Data records:

---------------

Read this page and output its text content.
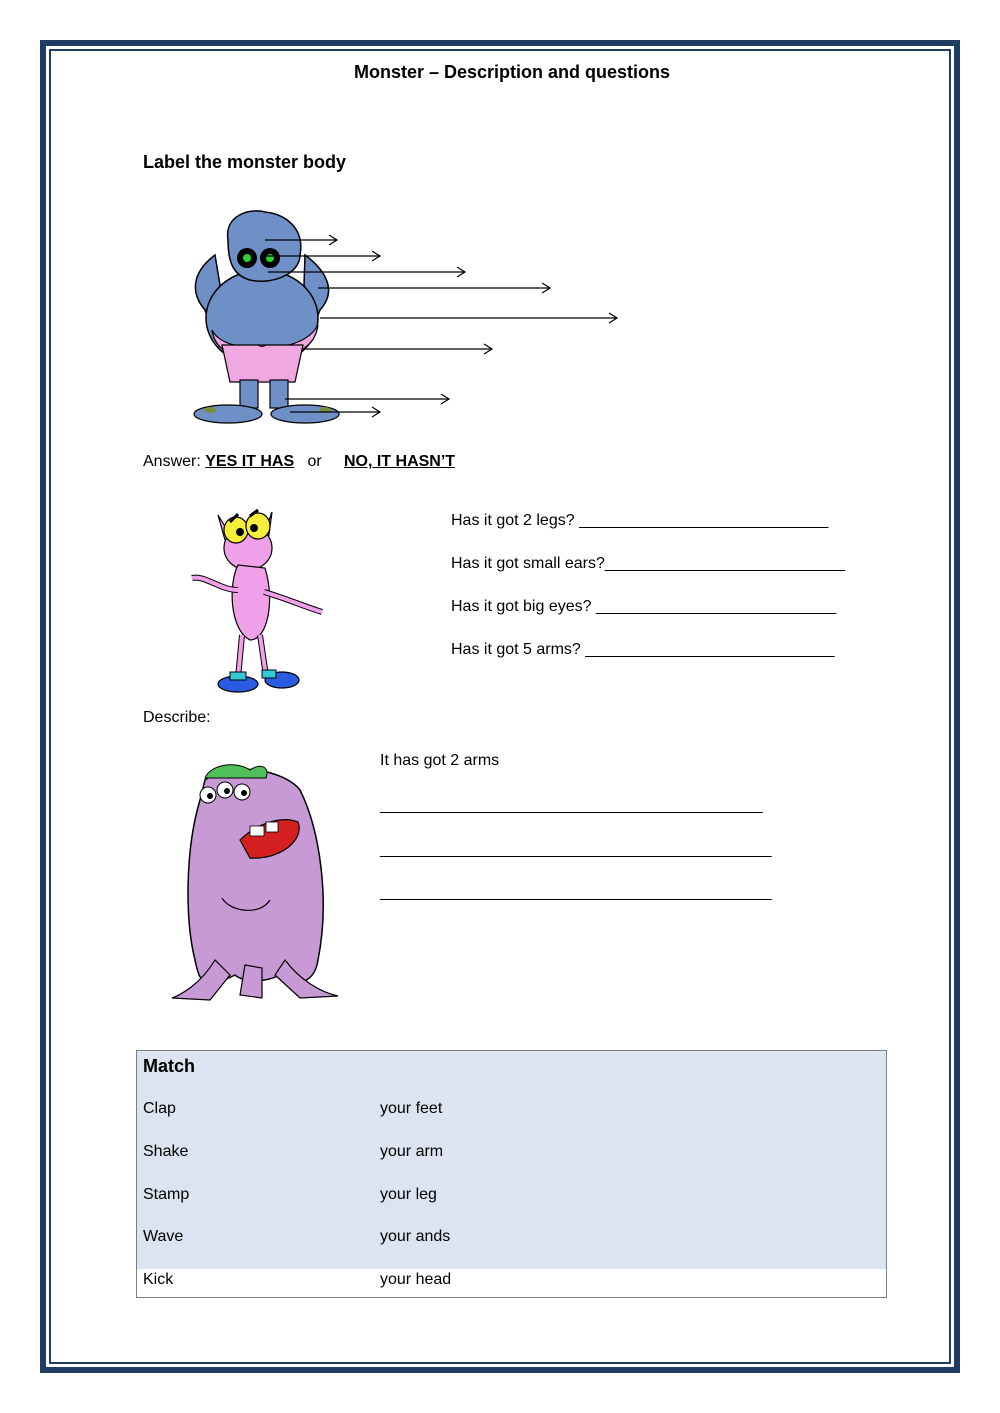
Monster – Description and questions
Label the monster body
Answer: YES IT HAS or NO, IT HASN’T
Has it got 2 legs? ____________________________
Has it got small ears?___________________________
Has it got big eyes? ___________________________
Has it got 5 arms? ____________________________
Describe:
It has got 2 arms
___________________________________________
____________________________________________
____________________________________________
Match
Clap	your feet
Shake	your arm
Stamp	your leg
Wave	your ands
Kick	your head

---------------

* [Exercise requirements]
Each record should be quoted exactly, with the images omitted.

* [Response to the exercise]
Read this page and output its text content.
Monster – Description and questions
Label the monster body
Answer: YES IT HAS or NO, IT HASN’T
Has it got 2 legs? ____________________________
Has it got small ears?___________________________
Has it got big eyes? ___________________________
Has it got 5 arms? ____________________________
Describe:
It has got 2 arms
___________________________________________
____________________________________________
____________________________________________
Match
Clap	your feet
Shake	your arm
Stamp	your leg
Wave	your ands
Kick	your head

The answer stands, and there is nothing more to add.